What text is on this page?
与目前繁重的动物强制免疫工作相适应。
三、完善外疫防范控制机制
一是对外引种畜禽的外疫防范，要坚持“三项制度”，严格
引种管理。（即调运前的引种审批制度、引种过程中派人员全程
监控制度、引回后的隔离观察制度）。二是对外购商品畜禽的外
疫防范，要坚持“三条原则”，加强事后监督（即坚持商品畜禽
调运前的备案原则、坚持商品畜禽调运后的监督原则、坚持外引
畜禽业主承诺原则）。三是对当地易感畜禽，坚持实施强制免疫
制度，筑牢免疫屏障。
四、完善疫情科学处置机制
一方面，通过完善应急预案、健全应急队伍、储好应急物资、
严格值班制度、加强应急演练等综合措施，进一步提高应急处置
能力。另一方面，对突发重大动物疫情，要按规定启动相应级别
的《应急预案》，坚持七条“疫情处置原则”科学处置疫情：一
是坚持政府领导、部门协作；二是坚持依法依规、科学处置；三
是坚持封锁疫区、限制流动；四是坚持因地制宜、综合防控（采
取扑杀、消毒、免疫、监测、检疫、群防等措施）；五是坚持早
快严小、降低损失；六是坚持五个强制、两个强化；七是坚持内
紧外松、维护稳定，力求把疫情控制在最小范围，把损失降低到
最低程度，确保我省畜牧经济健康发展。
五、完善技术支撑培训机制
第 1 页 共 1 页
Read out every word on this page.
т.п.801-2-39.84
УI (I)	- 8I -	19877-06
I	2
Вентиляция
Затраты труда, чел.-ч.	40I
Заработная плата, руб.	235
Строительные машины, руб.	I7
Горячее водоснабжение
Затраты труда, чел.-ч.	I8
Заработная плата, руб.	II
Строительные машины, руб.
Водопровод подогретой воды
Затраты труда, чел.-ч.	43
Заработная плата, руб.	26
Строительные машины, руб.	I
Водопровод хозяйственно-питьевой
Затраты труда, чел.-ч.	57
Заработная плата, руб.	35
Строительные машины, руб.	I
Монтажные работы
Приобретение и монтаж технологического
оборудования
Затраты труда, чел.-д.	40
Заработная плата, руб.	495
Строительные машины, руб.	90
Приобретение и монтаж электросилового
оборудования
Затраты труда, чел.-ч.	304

BRIEF
Report all lines of the data that include the word "page".

TASK RESULT
What text is on this page?
Read out every word on this page.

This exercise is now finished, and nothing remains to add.